Dataset items:
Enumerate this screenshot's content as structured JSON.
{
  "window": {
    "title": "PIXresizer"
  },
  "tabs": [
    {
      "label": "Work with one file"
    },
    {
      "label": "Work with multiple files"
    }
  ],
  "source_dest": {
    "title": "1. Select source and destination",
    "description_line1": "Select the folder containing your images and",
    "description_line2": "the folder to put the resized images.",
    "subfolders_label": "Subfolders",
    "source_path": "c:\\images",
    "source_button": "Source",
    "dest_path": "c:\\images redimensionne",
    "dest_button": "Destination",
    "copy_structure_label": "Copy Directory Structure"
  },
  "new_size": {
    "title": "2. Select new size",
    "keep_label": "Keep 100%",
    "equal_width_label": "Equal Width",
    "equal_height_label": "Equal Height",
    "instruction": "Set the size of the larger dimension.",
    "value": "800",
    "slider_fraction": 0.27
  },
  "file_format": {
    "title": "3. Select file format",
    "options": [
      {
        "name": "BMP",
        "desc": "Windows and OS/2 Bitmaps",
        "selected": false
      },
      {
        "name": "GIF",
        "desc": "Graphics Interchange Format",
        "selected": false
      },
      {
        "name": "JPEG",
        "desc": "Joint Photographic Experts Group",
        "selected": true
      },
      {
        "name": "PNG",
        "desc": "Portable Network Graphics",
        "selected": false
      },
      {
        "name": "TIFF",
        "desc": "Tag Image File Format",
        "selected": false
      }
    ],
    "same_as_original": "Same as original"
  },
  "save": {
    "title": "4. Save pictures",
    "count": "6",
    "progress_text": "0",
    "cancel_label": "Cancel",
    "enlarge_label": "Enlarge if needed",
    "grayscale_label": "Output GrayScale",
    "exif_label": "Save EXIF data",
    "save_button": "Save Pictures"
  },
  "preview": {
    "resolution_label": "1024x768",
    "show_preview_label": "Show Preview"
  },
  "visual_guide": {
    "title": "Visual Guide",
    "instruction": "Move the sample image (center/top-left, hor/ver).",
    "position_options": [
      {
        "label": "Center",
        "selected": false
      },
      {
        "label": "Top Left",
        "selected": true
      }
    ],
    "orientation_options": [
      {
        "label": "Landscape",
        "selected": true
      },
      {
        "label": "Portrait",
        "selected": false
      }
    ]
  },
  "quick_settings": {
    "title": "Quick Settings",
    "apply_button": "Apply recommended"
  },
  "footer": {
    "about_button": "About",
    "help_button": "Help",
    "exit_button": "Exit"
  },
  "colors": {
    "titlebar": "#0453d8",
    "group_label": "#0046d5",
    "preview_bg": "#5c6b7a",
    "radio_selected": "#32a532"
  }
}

• _What is being asked_:
Filter out every line that lacks the word "instruction", and copy the rest.

• _Expected answer_:
    "instruction": "Set the size of the larger dimension.",
    "instruction": "Move the sample image (center/top-left, hor/ver).",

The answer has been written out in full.